== Material provided ==
________________

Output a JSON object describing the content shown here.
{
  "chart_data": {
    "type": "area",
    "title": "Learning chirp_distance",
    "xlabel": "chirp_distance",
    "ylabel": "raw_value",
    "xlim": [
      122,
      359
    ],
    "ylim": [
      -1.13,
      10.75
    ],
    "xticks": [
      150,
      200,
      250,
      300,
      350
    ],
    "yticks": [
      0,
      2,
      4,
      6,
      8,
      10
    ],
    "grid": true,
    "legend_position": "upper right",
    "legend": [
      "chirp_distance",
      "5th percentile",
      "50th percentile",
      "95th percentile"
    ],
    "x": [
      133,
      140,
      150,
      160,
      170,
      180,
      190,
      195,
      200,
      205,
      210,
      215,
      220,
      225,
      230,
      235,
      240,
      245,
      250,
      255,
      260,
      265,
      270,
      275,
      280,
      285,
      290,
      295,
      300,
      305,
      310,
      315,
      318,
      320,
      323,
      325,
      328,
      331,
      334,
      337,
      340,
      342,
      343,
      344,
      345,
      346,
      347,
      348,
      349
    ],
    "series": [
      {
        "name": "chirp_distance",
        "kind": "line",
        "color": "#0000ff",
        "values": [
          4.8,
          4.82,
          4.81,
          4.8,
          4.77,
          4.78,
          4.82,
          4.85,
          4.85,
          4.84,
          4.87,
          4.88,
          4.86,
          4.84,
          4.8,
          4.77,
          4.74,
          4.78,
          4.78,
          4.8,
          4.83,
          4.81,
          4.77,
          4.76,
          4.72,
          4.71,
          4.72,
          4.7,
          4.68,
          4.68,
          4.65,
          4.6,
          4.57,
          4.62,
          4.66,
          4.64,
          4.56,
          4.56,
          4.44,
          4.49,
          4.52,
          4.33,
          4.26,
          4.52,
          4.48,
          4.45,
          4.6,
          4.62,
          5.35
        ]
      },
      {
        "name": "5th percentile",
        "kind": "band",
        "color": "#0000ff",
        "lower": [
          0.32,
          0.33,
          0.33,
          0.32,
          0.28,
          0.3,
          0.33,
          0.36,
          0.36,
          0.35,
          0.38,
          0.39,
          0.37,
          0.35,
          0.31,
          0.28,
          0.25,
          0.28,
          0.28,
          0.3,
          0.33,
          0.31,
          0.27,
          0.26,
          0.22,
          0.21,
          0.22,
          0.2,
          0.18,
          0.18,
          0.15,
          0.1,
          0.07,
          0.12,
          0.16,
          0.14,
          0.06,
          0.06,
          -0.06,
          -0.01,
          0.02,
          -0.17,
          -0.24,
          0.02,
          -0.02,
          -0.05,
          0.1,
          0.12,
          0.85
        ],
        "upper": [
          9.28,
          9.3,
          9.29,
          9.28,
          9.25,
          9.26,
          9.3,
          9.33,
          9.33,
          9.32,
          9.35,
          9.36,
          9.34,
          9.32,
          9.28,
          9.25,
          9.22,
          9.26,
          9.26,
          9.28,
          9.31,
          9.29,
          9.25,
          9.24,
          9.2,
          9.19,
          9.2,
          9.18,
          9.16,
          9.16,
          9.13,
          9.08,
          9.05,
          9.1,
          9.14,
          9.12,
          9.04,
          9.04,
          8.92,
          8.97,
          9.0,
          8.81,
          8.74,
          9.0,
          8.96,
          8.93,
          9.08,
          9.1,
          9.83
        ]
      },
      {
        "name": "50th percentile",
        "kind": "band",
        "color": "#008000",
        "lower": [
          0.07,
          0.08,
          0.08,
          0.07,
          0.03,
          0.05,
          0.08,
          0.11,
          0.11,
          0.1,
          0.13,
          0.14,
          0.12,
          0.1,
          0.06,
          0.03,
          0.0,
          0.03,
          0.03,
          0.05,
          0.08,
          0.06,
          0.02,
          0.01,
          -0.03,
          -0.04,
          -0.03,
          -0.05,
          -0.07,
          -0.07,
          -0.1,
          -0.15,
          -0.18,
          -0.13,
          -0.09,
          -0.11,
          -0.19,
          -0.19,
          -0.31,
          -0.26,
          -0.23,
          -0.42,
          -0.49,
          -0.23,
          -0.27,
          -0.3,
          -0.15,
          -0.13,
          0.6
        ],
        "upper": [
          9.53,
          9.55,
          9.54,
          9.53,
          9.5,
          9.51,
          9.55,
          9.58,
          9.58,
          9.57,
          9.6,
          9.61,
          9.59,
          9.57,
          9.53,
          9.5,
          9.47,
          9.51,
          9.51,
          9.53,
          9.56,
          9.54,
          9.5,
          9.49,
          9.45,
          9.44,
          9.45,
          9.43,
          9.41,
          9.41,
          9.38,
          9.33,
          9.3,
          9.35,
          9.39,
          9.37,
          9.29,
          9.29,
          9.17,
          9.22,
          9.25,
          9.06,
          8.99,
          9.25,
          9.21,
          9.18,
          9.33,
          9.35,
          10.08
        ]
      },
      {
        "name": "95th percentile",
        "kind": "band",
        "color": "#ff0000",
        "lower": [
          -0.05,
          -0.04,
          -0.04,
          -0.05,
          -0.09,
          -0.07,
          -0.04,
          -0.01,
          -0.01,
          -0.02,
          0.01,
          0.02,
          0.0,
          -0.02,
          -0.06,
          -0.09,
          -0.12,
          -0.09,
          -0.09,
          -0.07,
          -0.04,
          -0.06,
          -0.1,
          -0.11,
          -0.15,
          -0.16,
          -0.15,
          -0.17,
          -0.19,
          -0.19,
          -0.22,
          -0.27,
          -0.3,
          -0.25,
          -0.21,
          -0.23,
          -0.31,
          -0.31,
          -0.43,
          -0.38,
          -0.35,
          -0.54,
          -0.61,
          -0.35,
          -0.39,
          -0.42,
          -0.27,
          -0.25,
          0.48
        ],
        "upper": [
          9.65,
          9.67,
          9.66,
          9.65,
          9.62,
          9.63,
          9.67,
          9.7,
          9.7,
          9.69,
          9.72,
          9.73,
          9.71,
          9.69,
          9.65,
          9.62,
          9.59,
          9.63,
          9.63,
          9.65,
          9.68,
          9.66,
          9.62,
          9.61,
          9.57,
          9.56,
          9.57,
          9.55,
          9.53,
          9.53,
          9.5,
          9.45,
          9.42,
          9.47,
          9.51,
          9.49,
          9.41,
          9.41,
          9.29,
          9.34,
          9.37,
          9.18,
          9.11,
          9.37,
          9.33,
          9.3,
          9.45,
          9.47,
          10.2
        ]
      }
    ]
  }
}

________________

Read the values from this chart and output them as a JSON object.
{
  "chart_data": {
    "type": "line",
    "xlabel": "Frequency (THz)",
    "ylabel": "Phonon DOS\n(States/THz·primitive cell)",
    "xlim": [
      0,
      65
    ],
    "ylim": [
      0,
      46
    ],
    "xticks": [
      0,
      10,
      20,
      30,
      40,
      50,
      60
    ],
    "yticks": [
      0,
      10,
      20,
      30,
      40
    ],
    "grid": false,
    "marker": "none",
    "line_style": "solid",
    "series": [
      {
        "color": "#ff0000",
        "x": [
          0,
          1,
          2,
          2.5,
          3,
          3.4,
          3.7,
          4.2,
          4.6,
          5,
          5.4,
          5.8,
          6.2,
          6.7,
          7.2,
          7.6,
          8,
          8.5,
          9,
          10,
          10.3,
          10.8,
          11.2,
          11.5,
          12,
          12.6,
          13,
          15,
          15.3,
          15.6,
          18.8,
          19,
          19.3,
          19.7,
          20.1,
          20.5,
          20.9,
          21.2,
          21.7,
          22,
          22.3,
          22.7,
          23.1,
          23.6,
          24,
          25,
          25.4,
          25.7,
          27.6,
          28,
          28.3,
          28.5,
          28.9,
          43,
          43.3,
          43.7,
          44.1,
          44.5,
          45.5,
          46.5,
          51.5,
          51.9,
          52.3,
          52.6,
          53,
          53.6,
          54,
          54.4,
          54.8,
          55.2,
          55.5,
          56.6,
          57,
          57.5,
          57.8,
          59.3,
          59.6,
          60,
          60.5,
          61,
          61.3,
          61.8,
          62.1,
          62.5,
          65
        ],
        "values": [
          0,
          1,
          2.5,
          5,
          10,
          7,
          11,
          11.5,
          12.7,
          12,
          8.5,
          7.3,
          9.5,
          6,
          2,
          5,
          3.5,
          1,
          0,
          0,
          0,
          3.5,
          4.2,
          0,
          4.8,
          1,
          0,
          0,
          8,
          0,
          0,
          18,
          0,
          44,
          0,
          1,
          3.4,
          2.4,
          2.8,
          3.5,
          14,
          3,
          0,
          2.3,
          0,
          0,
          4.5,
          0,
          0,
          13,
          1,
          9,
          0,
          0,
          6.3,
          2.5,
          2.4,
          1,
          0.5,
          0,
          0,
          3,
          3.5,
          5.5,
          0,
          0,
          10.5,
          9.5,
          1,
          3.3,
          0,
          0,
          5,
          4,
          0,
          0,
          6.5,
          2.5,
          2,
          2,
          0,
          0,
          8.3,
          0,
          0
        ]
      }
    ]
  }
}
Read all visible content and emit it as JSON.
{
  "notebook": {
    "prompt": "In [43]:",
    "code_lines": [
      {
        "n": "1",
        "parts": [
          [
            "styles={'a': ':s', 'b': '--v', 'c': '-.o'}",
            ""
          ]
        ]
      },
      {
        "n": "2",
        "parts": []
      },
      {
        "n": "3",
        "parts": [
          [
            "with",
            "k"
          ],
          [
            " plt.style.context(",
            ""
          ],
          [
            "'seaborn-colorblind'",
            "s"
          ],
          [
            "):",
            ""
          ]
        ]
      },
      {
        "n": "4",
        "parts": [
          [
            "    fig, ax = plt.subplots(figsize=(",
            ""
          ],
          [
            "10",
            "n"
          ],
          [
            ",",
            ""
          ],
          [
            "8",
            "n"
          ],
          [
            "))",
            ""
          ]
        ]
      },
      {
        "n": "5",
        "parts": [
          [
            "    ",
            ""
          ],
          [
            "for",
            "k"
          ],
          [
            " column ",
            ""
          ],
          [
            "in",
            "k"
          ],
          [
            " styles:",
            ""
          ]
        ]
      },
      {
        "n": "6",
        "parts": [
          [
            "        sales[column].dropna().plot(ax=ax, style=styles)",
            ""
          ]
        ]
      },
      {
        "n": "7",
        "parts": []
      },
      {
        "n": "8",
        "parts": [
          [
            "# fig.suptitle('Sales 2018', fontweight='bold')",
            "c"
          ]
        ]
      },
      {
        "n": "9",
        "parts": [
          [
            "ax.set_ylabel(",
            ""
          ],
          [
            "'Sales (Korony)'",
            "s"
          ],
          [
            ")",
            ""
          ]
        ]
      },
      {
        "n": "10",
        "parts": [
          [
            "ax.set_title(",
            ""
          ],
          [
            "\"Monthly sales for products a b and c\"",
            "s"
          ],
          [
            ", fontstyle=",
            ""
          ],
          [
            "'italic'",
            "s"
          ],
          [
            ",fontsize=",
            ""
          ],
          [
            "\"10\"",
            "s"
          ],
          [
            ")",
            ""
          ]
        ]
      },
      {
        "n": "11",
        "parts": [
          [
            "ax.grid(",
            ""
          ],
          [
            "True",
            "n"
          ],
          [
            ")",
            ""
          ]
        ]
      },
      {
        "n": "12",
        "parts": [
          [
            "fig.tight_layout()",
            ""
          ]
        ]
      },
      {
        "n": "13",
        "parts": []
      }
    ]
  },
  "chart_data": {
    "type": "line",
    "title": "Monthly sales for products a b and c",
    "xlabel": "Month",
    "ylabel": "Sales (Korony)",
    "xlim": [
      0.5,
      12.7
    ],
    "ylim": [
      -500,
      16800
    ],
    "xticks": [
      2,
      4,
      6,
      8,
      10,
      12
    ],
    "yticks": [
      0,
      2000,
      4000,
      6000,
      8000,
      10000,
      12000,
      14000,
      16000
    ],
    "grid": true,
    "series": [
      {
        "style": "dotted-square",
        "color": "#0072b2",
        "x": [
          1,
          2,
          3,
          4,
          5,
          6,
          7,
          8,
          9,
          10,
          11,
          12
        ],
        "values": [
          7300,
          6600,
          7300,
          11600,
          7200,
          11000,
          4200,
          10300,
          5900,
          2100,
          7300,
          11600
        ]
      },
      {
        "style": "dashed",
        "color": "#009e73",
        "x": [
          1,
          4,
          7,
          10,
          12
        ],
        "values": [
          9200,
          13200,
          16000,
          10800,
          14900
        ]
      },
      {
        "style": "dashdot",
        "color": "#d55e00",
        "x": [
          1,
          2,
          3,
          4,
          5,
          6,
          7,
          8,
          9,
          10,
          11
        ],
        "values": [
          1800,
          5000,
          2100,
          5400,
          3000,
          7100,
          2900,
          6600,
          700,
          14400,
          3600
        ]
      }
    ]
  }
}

________________

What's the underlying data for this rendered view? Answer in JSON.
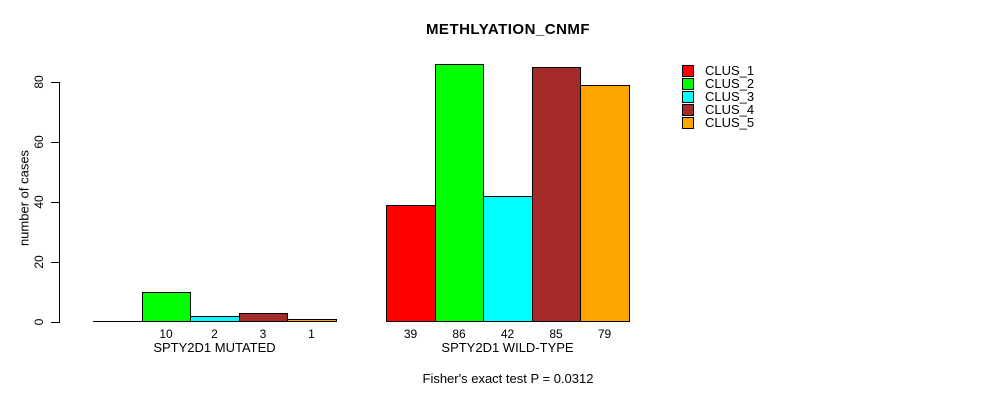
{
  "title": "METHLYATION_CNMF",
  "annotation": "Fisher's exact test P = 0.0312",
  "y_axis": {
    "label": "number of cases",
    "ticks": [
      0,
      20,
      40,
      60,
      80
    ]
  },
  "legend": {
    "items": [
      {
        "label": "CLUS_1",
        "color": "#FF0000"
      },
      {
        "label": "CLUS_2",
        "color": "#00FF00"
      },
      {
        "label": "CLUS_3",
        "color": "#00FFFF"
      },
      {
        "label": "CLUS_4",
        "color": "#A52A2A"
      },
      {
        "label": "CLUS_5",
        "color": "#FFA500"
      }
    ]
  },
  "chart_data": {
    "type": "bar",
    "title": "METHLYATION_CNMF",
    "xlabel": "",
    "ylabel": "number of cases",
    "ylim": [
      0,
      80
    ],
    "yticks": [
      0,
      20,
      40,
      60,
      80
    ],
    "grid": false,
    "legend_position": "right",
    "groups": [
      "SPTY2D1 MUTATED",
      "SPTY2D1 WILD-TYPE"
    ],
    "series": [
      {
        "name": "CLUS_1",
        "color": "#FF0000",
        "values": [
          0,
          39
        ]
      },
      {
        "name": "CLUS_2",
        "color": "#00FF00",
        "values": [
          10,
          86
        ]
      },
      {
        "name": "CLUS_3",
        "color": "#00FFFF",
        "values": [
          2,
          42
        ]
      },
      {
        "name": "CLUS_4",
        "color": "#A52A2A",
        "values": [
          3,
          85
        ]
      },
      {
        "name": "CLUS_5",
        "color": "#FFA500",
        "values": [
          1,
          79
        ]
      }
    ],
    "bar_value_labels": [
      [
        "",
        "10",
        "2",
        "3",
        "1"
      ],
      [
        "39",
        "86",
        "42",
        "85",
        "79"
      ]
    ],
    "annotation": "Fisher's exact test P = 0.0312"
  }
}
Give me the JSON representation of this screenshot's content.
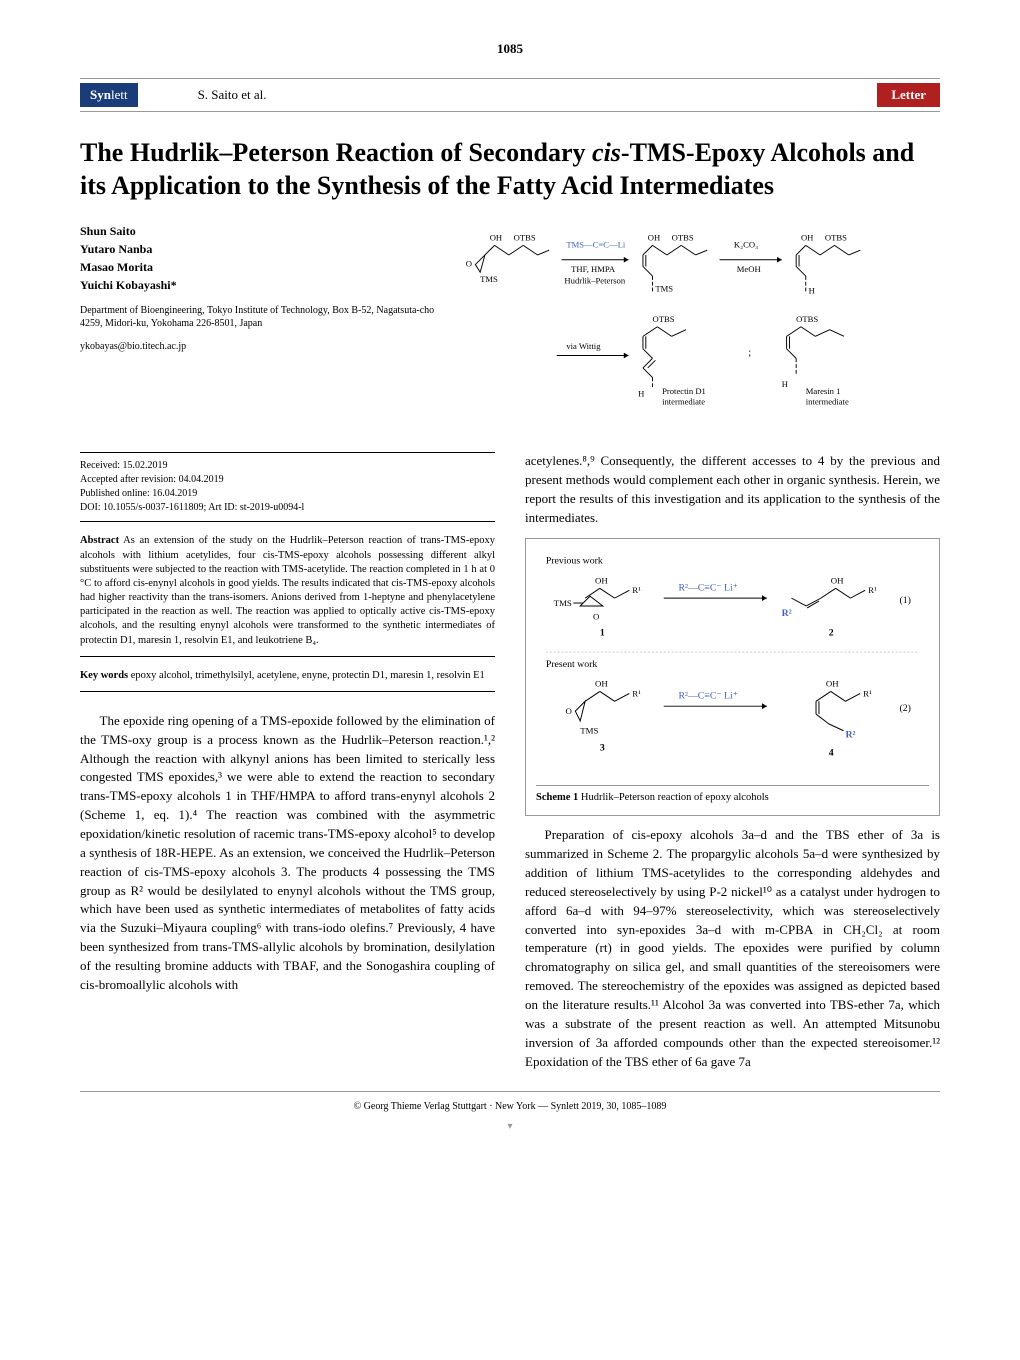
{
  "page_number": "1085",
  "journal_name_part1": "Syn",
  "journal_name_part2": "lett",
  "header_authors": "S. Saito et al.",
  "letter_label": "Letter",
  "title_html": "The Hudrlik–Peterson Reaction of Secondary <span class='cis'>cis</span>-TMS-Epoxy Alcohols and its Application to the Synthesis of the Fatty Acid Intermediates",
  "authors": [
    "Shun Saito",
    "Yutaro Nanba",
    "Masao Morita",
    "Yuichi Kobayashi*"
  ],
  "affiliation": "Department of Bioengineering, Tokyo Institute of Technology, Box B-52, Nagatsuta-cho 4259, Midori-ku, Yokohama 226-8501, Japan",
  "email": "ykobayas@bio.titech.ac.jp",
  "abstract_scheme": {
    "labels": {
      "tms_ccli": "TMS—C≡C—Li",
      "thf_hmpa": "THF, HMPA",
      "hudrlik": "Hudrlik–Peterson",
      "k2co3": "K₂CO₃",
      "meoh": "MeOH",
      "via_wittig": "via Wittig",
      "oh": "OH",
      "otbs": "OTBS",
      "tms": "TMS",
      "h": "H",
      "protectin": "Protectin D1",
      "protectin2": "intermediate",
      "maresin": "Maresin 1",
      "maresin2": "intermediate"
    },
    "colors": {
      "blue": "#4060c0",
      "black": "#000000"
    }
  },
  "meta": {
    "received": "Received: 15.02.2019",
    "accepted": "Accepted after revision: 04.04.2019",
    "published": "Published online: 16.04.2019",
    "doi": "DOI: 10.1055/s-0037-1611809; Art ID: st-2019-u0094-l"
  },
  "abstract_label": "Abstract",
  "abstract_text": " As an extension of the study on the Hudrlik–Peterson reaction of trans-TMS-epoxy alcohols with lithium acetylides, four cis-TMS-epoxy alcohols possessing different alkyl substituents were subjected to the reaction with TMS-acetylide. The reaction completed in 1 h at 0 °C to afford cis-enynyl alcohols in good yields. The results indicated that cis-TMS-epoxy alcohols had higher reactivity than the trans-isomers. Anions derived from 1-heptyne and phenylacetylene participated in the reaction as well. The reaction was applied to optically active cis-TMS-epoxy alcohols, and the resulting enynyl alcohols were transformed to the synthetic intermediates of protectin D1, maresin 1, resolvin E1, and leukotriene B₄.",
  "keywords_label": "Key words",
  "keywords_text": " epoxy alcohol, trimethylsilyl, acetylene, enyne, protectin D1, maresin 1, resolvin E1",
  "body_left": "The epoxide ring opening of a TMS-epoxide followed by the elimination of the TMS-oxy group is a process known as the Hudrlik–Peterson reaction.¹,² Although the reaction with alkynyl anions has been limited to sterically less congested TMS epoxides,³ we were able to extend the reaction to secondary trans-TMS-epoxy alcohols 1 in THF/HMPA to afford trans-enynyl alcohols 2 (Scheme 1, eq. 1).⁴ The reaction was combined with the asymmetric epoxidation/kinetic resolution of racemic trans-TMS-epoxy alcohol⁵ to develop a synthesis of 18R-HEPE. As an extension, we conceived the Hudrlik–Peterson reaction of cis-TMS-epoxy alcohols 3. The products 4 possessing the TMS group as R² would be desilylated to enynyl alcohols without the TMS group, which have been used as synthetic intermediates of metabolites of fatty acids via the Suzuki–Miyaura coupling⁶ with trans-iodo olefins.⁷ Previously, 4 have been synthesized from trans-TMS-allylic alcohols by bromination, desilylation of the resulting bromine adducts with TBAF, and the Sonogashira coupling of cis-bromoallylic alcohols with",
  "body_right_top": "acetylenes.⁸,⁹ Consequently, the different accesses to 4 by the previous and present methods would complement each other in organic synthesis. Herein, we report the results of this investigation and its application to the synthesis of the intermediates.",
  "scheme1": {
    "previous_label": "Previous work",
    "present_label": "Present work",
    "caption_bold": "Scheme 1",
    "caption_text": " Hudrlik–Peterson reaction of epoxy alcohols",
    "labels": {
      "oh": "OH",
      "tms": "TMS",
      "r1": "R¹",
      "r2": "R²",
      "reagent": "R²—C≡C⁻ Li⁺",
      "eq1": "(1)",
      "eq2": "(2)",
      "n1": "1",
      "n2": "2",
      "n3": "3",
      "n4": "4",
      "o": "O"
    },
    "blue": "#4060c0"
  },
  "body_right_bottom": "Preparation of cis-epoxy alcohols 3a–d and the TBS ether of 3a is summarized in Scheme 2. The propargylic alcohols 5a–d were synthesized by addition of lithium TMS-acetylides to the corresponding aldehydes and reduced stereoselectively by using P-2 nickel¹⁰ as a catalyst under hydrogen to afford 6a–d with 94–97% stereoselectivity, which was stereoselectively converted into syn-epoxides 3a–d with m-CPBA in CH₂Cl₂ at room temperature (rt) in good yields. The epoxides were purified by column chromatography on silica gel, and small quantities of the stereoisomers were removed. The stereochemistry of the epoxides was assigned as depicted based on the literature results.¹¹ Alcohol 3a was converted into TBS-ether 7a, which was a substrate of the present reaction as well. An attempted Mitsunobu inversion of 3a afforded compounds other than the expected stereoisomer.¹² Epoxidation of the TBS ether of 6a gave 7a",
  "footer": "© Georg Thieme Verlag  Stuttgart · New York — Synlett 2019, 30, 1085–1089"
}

________________

== What you are asked to do ==
Copy every line of the listing where the word "Fisher" appears.

== The result ==
  "annotation": "Fisher's exact test P = 0.0312",
    "annotation": "Fisher's exact test P = 0.0312"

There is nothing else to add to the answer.